WHAT IS REQUIRED » From the listing below, extract each line containing the string "Working".

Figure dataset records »
------------------------------
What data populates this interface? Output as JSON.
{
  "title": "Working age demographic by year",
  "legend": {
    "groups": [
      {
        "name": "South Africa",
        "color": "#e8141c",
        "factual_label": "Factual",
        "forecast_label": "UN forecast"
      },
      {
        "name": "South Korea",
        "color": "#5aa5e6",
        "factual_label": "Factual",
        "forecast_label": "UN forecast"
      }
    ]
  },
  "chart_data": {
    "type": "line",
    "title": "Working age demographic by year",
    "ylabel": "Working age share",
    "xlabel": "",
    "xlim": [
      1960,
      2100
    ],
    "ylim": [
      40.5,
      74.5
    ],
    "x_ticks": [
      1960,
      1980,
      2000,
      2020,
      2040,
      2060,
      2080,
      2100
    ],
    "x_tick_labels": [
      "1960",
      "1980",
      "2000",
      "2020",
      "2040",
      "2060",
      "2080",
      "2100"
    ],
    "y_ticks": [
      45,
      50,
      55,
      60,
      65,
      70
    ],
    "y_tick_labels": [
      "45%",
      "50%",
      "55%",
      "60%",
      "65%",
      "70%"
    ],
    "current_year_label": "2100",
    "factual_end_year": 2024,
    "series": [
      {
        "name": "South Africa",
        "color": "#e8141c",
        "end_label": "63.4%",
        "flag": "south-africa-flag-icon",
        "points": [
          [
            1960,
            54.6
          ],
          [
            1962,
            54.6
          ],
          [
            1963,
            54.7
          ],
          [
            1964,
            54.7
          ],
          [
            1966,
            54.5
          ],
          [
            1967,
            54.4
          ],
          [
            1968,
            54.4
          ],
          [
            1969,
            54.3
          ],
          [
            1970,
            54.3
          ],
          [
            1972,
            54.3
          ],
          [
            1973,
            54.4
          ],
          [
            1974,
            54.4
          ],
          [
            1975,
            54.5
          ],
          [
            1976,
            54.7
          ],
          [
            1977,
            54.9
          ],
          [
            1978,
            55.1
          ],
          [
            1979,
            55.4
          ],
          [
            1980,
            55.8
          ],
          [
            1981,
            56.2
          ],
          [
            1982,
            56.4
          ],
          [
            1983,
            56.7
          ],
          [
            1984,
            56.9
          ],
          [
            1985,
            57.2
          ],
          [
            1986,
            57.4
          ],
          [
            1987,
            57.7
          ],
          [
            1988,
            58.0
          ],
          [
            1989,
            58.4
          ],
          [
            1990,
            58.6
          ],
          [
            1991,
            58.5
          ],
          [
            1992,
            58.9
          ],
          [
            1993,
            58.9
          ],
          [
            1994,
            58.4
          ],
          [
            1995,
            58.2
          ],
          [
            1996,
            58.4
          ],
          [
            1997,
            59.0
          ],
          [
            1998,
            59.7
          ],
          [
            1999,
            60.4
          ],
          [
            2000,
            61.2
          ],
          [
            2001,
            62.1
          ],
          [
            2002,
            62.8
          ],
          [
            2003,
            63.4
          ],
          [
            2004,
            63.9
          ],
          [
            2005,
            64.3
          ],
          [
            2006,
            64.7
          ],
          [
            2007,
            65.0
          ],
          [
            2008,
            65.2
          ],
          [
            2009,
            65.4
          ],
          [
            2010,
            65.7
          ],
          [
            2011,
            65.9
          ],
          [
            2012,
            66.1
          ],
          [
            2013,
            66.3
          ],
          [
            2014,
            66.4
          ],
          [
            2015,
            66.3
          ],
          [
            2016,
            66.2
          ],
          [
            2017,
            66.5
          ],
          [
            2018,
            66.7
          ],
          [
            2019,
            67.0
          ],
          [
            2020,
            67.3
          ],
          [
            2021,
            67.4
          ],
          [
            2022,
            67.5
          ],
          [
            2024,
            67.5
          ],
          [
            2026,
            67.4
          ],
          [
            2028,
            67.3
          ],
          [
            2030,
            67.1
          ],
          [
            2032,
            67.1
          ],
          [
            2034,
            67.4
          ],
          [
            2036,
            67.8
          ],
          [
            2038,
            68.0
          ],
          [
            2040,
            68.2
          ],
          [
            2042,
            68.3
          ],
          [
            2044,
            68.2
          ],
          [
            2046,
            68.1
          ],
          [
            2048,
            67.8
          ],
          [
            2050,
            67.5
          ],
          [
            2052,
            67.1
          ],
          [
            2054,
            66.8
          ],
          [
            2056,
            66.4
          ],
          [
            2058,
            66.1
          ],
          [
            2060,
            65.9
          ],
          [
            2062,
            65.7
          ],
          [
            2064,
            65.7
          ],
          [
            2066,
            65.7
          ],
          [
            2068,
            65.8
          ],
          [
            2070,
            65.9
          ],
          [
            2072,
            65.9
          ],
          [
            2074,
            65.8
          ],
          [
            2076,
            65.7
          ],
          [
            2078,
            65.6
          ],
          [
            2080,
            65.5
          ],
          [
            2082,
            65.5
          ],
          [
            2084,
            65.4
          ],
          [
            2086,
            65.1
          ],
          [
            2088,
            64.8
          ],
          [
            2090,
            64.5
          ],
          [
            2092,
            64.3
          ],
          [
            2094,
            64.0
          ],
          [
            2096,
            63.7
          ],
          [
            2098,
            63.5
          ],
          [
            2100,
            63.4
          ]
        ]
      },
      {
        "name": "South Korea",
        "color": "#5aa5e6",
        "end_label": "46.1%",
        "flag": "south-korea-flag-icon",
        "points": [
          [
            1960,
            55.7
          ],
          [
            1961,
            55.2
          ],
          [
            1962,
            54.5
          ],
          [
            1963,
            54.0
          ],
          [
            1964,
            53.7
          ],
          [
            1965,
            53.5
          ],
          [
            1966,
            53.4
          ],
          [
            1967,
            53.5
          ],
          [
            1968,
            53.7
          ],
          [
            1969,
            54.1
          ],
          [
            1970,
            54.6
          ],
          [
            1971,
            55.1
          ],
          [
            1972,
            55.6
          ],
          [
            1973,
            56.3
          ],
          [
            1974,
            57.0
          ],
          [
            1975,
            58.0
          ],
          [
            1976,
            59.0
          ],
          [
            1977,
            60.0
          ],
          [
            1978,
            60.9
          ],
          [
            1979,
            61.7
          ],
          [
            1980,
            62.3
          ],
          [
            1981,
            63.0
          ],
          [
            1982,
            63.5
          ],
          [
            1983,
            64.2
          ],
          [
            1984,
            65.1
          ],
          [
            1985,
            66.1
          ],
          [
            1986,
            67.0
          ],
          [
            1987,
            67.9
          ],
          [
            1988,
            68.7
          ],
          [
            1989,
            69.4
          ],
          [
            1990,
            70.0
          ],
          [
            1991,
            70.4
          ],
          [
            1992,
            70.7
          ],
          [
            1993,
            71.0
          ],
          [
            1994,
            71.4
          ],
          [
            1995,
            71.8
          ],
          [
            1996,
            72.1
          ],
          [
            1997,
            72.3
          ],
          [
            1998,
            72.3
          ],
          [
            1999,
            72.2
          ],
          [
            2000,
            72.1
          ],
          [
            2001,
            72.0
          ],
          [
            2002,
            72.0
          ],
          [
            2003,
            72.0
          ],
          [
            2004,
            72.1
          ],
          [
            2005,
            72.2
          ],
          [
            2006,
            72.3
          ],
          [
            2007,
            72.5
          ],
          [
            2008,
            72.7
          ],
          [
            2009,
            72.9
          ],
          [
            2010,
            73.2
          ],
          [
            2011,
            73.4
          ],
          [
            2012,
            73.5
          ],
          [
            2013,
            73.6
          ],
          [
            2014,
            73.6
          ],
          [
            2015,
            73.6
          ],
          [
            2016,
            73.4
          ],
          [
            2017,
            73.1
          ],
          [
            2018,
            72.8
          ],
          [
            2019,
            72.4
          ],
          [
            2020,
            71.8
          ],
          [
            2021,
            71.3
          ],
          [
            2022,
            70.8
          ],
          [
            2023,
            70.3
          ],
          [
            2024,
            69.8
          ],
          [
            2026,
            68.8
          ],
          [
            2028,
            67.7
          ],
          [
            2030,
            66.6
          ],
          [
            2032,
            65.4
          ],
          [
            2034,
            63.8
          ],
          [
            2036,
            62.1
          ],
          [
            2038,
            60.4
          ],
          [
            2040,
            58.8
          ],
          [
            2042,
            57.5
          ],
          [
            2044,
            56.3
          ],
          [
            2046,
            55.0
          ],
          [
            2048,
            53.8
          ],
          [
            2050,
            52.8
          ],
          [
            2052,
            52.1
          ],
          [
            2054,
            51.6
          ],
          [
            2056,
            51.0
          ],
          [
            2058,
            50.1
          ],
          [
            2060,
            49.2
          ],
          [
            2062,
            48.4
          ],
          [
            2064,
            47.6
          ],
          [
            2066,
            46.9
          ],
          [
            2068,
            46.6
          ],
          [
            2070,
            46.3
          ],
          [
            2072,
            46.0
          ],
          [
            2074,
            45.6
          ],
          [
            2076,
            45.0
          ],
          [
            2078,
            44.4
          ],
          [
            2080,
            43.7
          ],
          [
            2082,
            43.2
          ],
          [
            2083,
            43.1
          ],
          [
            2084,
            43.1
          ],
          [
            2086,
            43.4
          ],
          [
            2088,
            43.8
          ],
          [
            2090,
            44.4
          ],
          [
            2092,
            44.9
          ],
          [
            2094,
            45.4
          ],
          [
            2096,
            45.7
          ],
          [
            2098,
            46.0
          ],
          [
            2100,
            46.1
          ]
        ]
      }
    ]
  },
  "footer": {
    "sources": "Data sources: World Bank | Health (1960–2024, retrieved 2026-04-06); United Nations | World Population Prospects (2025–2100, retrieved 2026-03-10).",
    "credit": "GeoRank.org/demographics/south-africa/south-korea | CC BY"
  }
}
------------------------------
THE ANSWER »
  "title": "Working age demographic by year",
    "title": "Working age demographic by year",
    "ylabel": "Working age share",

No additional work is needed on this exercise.